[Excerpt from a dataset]
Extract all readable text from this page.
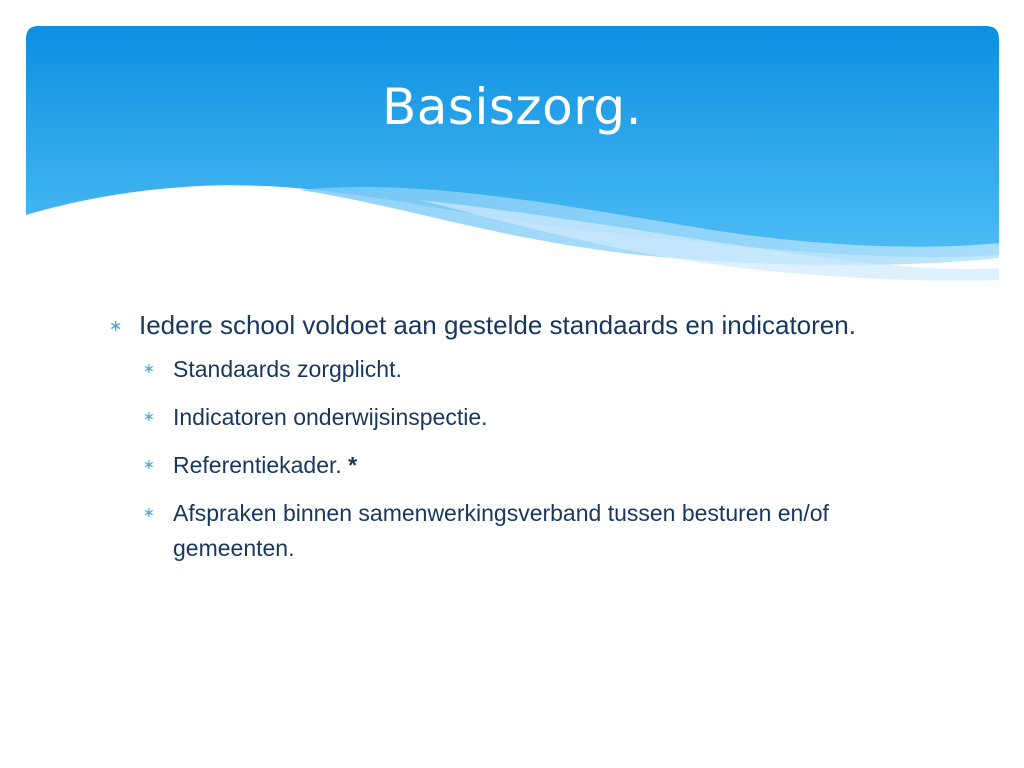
Basiszorg.
∗ Iedere school voldoet aan gestelde standaards en indicatoren.
∗ Standaards zorgplicht.
∗ Indicatoren onderwijsinspectie.
∗ Referentiekader. *
∗ Afspraken binnen samenwerkingsverband tussen besturen en/of gemeenten.
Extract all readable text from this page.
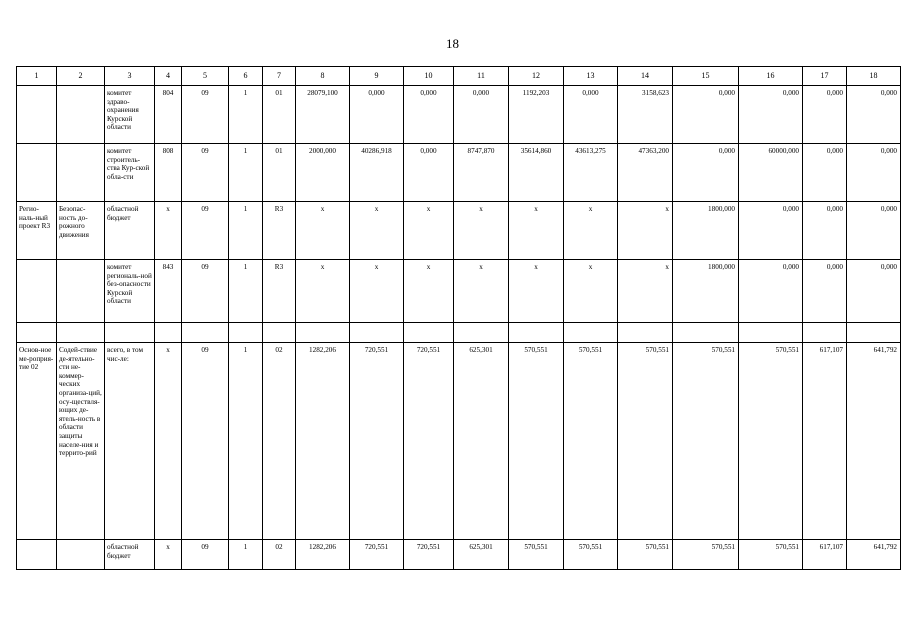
18
1	2	3	4	5	6	7	8	9	10	11	12	13	14	15	16	17	18
		комитет здраво-охранения Курской области	804	09	1	01	28079,100	0,000	0,000	0,000	1192,203	0,000	3158,623	0,000	0,000	0,000	0,000
		комитет строитель-ства Кур-ской обла-сти	808	09	1	01	2000,000	40286,918	0,000	8747,870	35614,860	43613,275	47363,200	0,000	60000,000	0,000	0,000
Регио-наль-ный проект R3	Безопас-ность до-рожного движения	областной бюджет	x	09	1	R3	x	x	x	x	x	x	x	1800,000	0,000	0,000	0,000
		комитет региональ-ной без-опасности Курской области	843	09	1	R3	x	x	x	x	x	x	x	1800,000	0,000	0,000	0,000

Основ-ное ме-роприя-тие 02	Содей-ствие де-ятельно-сти не-коммер-ческих организа-ций, осу-ществля-ющих де-ятель-ность в области защиты населе-ния и террито-рий	всего, в том чис-ле:	x	09	1	02	1282,206	720,551	720,551	625,301	570,551	570,551	570,551	570,551	570,551	617,107	641,792
		областной бюджет	x	09	1	02	1282,206	720,551	720,551	625,301	570,551	570,551	570,551	570,551	570,551	617,107	641,792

WHAT IS EXPECTED » Return the listing above in full and without alteration, excluding its pictures.

WRITTEN ANSWER »
Extract all readable text from this page.
Basiszorg.
∗ Iedere school voldoet aan gestelde standaards en indicatoren.
∗ Standaards zorgplicht.
∗ Indicatoren onderwijsinspectie.
∗ Referentiekader. *
∗ Afspraken binnen samenwerkingsverband tussen besturen en/of gemeenten.
Extract all readable text from this page.
18
1	2	3	4	5	6	7	8	9	10	11	12	13	14	15	16	17	18
		комитет здраво-охранения Курской области	804	09	1	01	28079,100	0,000	0,000	0,000	1192,203	0,000	3158,623	0,000	0,000	0,000	0,000
		комитет строитель-ства Кур-ской обла-сти	808	09	1	01	2000,000	40286,918	0,000	8747,870	35614,860	43613,275	47363,200	0,000	60000,000	0,000	0,000
Регио-наль-ный проект R3	Безопас-ность до-рожного движения	областной бюджет	x	09	1	R3	x	x	x	x	x	x	x	1800,000	0,000	0,000	0,000
		комитет региональ-ной без-опасности Курской области	843	09	1	R3	x	x	x	x	x	x	x	1800,000	0,000	0,000	0,000

Основ-ное ме-роприя-тие 02	Содей-ствие де-ятельно-сти не-коммер-ческих организа-ций, осу-ществля-ющих де-ятель-ность в области защиты населе-ния и террито-рий	всего, в том чис-ле:	x	09	1	02	1282,206	720,551	720,551	625,301	570,551	570,551	570,551	570,551	570,551	617,107	641,792
		областной бюджет	x	09	1	02	1282,206	720,551	720,551	625,301	570,551	570,551	570,551	570,551	570,551	617,107	641,792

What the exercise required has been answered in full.